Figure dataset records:
============================================================
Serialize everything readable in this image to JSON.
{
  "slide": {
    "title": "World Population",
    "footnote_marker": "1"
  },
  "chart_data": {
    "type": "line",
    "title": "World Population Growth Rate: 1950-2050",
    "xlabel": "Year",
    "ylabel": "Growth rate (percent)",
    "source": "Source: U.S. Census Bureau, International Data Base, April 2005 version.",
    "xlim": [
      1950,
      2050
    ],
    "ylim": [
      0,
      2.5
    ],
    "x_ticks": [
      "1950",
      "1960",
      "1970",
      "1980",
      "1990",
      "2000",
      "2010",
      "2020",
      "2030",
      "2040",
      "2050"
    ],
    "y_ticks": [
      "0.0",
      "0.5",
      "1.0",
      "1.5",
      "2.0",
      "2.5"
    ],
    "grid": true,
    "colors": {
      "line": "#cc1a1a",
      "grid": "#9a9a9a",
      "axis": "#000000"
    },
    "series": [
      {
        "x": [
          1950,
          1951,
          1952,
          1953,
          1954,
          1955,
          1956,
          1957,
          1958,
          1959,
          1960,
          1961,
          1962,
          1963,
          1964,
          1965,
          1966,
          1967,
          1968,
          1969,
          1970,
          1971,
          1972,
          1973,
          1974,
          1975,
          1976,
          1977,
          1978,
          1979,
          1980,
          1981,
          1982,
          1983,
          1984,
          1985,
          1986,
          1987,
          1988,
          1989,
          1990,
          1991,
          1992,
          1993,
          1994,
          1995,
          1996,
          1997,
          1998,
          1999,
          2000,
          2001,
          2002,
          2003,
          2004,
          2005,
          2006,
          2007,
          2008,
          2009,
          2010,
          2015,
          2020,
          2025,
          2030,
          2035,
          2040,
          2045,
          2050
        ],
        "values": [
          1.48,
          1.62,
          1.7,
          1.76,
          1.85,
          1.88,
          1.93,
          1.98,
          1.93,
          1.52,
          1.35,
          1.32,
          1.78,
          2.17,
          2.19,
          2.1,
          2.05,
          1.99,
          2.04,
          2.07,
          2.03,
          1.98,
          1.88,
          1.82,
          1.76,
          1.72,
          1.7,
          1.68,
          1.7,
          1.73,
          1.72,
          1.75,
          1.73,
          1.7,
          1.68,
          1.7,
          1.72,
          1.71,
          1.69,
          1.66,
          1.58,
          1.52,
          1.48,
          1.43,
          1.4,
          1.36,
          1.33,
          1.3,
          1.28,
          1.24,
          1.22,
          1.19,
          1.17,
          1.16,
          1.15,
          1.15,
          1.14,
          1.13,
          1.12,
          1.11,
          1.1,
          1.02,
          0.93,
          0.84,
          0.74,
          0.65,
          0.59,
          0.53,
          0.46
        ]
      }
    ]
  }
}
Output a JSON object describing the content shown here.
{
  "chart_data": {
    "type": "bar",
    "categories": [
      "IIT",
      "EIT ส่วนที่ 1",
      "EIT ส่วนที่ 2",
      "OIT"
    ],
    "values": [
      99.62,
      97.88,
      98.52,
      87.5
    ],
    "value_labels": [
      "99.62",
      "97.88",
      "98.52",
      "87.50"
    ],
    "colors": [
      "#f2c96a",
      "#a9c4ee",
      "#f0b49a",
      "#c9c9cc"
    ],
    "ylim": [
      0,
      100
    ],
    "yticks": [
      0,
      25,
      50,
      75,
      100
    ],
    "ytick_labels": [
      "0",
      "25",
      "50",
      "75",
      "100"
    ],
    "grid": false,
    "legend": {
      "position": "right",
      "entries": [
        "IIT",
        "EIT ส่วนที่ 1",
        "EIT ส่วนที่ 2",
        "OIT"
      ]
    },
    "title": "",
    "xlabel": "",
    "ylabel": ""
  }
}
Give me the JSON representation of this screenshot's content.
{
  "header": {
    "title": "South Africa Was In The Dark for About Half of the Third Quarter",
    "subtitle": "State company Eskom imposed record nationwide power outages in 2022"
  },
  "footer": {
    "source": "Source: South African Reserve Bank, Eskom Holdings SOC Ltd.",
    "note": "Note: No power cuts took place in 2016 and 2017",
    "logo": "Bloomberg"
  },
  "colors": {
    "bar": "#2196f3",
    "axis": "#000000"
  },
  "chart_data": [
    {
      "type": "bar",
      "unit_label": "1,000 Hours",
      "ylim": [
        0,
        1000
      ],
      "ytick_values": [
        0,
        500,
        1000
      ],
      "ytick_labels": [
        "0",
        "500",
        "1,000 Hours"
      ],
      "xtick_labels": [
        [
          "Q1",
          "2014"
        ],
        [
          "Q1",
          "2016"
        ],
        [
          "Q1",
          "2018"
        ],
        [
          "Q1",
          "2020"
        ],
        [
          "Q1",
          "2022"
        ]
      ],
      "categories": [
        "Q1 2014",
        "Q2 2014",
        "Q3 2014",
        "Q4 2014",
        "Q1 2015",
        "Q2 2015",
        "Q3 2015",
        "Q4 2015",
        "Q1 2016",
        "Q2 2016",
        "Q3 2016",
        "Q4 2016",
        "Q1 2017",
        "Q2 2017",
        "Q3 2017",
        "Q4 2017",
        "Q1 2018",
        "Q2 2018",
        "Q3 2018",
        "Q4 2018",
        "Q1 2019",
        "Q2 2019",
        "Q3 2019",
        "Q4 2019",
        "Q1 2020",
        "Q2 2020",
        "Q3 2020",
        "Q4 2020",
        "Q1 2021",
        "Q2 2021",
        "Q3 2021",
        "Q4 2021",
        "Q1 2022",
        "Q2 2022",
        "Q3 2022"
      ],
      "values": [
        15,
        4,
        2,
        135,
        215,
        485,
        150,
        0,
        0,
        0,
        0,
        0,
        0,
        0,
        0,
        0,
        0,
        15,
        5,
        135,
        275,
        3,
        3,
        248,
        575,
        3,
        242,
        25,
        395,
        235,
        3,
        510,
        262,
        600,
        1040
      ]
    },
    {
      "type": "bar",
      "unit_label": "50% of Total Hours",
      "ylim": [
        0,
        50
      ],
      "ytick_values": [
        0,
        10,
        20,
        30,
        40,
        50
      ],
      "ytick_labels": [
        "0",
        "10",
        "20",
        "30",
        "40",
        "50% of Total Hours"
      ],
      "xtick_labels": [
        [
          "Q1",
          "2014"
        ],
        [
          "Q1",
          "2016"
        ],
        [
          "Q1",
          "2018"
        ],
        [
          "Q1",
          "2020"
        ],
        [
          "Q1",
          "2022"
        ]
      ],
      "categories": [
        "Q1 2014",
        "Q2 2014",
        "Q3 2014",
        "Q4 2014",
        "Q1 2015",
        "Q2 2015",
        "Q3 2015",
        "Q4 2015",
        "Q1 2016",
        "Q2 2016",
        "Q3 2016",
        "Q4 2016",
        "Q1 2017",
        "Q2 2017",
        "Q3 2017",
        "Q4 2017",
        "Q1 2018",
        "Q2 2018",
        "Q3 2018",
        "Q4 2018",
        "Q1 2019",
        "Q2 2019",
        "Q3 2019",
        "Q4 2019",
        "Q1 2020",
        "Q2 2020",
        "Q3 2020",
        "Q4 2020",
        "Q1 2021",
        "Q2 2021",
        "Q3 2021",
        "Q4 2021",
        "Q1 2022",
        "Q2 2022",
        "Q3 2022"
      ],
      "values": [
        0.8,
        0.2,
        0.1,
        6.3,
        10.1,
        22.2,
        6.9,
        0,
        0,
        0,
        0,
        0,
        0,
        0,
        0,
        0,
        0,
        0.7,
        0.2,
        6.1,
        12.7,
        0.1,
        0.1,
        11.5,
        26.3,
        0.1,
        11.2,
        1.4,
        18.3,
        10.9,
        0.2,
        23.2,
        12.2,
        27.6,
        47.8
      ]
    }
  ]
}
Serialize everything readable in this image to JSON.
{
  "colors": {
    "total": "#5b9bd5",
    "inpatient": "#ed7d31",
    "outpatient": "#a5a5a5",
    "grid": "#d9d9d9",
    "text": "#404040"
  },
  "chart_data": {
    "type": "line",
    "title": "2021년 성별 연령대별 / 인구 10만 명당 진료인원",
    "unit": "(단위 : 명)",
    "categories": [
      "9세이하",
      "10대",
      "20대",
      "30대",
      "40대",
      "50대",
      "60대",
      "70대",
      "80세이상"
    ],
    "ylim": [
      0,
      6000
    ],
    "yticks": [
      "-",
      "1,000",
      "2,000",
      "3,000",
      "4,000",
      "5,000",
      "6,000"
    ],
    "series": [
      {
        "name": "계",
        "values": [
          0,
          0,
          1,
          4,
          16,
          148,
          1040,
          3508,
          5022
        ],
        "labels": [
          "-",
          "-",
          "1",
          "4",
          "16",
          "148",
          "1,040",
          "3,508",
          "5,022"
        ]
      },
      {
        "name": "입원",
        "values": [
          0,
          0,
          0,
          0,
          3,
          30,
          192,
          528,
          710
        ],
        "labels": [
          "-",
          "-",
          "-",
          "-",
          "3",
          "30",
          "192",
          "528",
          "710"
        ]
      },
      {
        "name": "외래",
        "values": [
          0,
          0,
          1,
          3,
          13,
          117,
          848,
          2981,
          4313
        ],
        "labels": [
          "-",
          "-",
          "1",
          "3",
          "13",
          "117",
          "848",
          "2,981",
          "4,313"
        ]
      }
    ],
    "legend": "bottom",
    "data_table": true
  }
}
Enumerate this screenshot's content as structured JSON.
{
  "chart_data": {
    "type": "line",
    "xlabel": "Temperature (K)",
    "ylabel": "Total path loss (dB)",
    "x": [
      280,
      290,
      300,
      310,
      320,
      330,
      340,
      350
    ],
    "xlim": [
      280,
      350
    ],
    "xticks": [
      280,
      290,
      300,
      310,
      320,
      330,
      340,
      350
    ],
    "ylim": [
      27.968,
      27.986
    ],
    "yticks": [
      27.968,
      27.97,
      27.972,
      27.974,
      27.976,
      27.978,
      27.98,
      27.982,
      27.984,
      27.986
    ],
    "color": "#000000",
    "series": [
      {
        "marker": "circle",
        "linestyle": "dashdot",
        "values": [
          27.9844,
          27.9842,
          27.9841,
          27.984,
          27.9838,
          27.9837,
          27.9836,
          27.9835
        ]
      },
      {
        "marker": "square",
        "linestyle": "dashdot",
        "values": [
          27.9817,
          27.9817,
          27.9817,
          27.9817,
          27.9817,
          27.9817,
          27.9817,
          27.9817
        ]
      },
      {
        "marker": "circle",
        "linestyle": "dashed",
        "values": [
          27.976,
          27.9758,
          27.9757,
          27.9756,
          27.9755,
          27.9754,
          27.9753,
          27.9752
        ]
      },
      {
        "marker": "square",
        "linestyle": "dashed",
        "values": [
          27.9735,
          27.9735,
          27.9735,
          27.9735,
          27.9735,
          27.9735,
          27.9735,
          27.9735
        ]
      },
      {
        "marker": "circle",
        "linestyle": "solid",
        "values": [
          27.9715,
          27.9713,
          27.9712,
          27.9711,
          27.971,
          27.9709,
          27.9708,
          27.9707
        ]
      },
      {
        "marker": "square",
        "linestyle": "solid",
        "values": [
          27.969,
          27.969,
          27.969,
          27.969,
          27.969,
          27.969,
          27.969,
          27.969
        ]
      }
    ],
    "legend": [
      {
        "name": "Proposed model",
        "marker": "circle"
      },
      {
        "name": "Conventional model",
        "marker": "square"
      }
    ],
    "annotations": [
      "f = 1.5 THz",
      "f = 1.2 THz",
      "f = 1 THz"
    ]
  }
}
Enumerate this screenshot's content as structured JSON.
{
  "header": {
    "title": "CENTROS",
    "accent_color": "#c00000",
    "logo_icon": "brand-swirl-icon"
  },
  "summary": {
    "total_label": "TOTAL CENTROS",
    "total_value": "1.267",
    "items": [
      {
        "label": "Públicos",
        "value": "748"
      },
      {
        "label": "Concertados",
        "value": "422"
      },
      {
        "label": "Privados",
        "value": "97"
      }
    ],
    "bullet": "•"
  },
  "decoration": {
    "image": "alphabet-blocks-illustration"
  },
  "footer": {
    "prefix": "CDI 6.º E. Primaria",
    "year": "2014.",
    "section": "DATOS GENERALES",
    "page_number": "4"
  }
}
============================================================
▶ [Exercise task]: Pull out every line of the entries that includes the word "grid".

▶ [Final answer]:
    "grid": true,
      "grid": "#9a9a9a",
    "grid": false,
    "grid": "#d9d9d9",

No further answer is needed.